#### RECORDS PROVIDED
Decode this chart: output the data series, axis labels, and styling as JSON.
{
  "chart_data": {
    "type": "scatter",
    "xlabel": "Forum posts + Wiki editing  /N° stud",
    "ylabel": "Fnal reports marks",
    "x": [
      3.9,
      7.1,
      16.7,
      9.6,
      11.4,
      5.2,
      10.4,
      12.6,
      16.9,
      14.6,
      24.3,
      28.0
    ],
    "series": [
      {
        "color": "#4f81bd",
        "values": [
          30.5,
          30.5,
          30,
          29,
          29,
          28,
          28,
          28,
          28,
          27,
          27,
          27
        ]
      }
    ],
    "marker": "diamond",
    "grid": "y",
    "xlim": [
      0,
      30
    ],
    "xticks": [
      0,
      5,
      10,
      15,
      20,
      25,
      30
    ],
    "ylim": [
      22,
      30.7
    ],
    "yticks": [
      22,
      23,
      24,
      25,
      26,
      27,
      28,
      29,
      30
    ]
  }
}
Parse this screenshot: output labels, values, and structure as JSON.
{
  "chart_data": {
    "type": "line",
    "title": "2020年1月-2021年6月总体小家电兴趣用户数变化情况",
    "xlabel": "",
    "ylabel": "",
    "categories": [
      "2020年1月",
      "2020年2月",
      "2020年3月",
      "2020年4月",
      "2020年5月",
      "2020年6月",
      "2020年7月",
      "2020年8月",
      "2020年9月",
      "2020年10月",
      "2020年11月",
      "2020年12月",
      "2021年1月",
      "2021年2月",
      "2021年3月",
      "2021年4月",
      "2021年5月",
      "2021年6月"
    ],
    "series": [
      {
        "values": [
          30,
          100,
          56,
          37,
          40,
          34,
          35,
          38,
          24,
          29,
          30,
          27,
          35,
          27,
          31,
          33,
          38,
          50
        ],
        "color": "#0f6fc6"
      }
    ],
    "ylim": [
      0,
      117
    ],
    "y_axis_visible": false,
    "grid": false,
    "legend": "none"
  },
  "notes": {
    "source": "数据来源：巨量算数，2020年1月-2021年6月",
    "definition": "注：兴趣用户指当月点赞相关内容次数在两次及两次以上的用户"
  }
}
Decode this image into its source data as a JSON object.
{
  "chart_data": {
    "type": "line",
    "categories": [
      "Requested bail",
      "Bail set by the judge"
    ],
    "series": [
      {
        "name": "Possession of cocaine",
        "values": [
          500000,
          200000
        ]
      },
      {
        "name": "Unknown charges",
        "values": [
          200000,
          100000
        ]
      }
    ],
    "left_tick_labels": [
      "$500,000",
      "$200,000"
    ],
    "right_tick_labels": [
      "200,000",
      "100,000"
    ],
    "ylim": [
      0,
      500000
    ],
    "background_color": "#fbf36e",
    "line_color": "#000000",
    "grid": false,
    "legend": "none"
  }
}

#### GIVEN INSTRUCTION
Scan the material and collect every line that contains "source".

#### FINISHED ANSWER
    "source": "数据来源：巨量算数，2020年1月-2021年6月",
Decode this image into its source data as a JSON object.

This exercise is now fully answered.